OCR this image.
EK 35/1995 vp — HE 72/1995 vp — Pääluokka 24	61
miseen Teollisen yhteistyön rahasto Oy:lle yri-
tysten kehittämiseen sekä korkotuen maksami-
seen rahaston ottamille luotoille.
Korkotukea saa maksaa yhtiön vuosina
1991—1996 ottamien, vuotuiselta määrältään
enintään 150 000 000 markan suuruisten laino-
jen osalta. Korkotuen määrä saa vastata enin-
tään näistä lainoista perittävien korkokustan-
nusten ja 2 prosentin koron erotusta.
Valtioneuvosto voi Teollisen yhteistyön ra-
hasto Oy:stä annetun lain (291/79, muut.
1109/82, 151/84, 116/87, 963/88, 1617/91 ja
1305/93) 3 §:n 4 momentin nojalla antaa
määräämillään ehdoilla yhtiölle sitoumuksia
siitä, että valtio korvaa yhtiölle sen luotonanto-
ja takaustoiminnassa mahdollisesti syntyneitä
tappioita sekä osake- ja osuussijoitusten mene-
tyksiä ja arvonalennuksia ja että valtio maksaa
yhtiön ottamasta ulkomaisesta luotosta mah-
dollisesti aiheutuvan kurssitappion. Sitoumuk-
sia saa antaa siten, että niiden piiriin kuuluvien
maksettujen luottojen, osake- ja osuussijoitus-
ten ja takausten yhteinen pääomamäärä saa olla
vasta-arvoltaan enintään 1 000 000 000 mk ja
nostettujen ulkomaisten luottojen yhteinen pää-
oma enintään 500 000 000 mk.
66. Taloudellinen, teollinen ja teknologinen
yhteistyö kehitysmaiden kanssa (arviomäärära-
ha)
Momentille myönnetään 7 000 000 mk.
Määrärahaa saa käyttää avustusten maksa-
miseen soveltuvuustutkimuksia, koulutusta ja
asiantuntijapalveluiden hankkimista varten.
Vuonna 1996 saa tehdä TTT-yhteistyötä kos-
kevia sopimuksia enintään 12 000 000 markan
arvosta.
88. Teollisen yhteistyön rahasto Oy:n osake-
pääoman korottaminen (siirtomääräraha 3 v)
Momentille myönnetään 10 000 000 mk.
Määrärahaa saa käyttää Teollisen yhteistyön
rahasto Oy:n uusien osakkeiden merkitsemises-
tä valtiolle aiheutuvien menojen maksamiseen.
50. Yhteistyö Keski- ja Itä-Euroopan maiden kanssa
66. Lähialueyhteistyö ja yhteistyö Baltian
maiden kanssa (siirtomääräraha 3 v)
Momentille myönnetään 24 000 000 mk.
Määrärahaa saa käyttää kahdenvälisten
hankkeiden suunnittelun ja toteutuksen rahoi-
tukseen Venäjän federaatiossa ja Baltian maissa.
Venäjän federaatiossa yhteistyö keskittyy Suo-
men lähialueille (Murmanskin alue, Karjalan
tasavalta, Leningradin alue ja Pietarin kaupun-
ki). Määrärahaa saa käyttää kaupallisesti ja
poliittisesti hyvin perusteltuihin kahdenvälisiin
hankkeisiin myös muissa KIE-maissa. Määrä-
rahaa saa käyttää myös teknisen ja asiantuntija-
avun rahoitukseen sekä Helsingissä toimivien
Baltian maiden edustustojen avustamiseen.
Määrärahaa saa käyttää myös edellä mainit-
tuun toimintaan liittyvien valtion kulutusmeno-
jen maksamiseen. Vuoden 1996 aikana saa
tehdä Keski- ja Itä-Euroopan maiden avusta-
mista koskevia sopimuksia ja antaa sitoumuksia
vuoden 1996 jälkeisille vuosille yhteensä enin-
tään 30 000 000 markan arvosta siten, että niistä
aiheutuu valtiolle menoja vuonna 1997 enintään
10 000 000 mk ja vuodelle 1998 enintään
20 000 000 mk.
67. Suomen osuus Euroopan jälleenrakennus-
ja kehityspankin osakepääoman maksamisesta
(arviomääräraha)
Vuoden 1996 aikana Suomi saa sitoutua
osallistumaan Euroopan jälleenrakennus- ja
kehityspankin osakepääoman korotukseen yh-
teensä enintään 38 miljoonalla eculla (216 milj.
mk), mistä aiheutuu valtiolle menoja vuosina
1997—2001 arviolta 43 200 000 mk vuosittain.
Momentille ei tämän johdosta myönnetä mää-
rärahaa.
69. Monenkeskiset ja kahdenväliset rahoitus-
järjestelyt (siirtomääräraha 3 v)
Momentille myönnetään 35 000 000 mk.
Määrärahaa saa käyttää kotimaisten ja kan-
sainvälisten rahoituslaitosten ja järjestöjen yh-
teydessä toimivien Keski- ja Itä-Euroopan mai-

__________________________________________________

- _Request_:
Return all of the entries word for word.

- _Correct result_:
OCR this image.
EK 35/1995 vp — HE 72/1995 vp — Pääluokka 24	61
miseen Teollisen yhteistyön rahasto Oy:lle yri-
tysten kehittämiseen sekä korkotuen maksami-
seen rahaston ottamille luotoille.
Korkotukea saa maksaa yhtiön vuosina
1991—1996 ottamien, vuotuiselta määrältään
enintään 150 000 000 markan suuruisten laino-
jen osalta. Korkotuen määrä saa vastata enin-
tään näistä lainoista perittävien korkokustan-
nusten ja 2 prosentin koron erotusta.
Valtioneuvosto voi Teollisen yhteistyön ra-
hasto Oy:stä annetun lain (291/79, muut.
1109/82, 151/84, 116/87, 963/88, 1617/91 ja
1305/93) 3 §:n 4 momentin nojalla antaa
määräämillään ehdoilla yhtiölle sitoumuksia
siitä, että valtio korvaa yhtiölle sen luotonanto-
ja takaustoiminnassa mahdollisesti syntyneitä
tappioita sekä osake- ja osuussijoitusten mene-
tyksiä ja arvonalennuksia ja että valtio maksaa
yhtiön ottamasta ulkomaisesta luotosta mah-
dollisesti aiheutuvan kurssitappion. Sitoumuk-
sia saa antaa siten, että niiden piiriin kuuluvien
maksettujen luottojen, osake- ja osuussijoitus-
ten ja takausten yhteinen pääomamäärä saa olla
vasta-arvoltaan enintään 1 000 000 000 mk ja
nostettujen ulkomaisten luottojen yhteinen pää-
oma enintään 500 000 000 mk.
66. Taloudellinen, teollinen ja teknologinen
yhteistyö kehitysmaiden kanssa (arviomäärära-
ha)
Momentille myönnetään 7 000 000 mk.
Määrärahaa saa käyttää avustusten maksa-
miseen soveltuvuustutkimuksia, koulutusta ja
asiantuntijapalveluiden hankkimista varten.
Vuonna 1996 saa tehdä TTT-yhteistyötä kos-
kevia sopimuksia enintään 12 000 000 markan
arvosta.
88. Teollisen yhteistyön rahasto Oy:n osake-
pääoman korottaminen (siirtomääräraha 3 v)
Momentille myönnetään 10 000 000 mk.
Määrärahaa saa käyttää Teollisen yhteistyön
rahasto Oy:n uusien osakkeiden merkitsemises-
tä valtiolle aiheutuvien menojen maksamiseen.
50. Yhteistyö Keski- ja Itä-Euroopan maiden kanssa
66. Lähialueyhteistyö ja yhteistyö Baltian
maiden kanssa (siirtomääräraha 3 v)
Momentille myönnetään 24 000 000 mk.
Määrärahaa saa käyttää kahdenvälisten
hankkeiden suunnittelun ja toteutuksen rahoi-
tukseen Venäjän federaatiossa ja Baltian maissa.
Venäjän federaatiossa yhteistyö keskittyy Suo-
men lähialueille (Murmanskin alue, Karjalan
tasavalta, Leningradin alue ja Pietarin kaupun-
ki). Määrärahaa saa käyttää kaupallisesti ja
poliittisesti hyvin perusteltuihin kahdenvälisiin
hankkeisiin myös muissa KIE-maissa. Määrä-
rahaa saa käyttää myös teknisen ja asiantuntija-
avun rahoitukseen sekä Helsingissä toimivien
Baltian maiden edustustojen avustamiseen.
Määrärahaa saa käyttää myös edellä mainit-
tuun toimintaan liittyvien valtion kulutusmeno-
jen maksamiseen. Vuoden 1996 aikana saa
tehdä Keski- ja Itä-Euroopan maiden avusta-
mista koskevia sopimuksia ja antaa sitoumuksia
vuoden 1996 jälkeisille vuosille yhteensä enin-
tään 30 000 000 markan arvosta siten, että niistä
aiheutuu valtiolle menoja vuonna 1997 enintään
10 000 000 mk ja vuodelle 1998 enintään
20 000 000 mk.
67. Suomen osuus Euroopan jälleenrakennus-
ja kehityspankin osakepääoman maksamisesta
(arviomääräraha)
Vuoden 1996 aikana Suomi saa sitoutua
osallistumaan Euroopan jälleenrakennus- ja
kehityspankin osakepääoman korotukseen yh-
teensä enintään 38 miljoonalla eculla (216 milj.
mk), mistä aiheutuu valtiolle menoja vuosina
1997—2001 arviolta 43 200 000 mk vuosittain.
Momentille ei tämän johdosta myönnetä mää-
rärahaa.
69. Monenkeskiset ja kahdenväliset rahoitus-
järjestelyt (siirtomääräraha 3 v)
Momentille myönnetään 35 000 000 mk.
Määrärahaa saa käyttää kotimaisten ja kan-
sainvälisten rahoituslaitosten ja järjestöjen yh-
teydessä toimivien Keski- ja Itä-Euroopan mai-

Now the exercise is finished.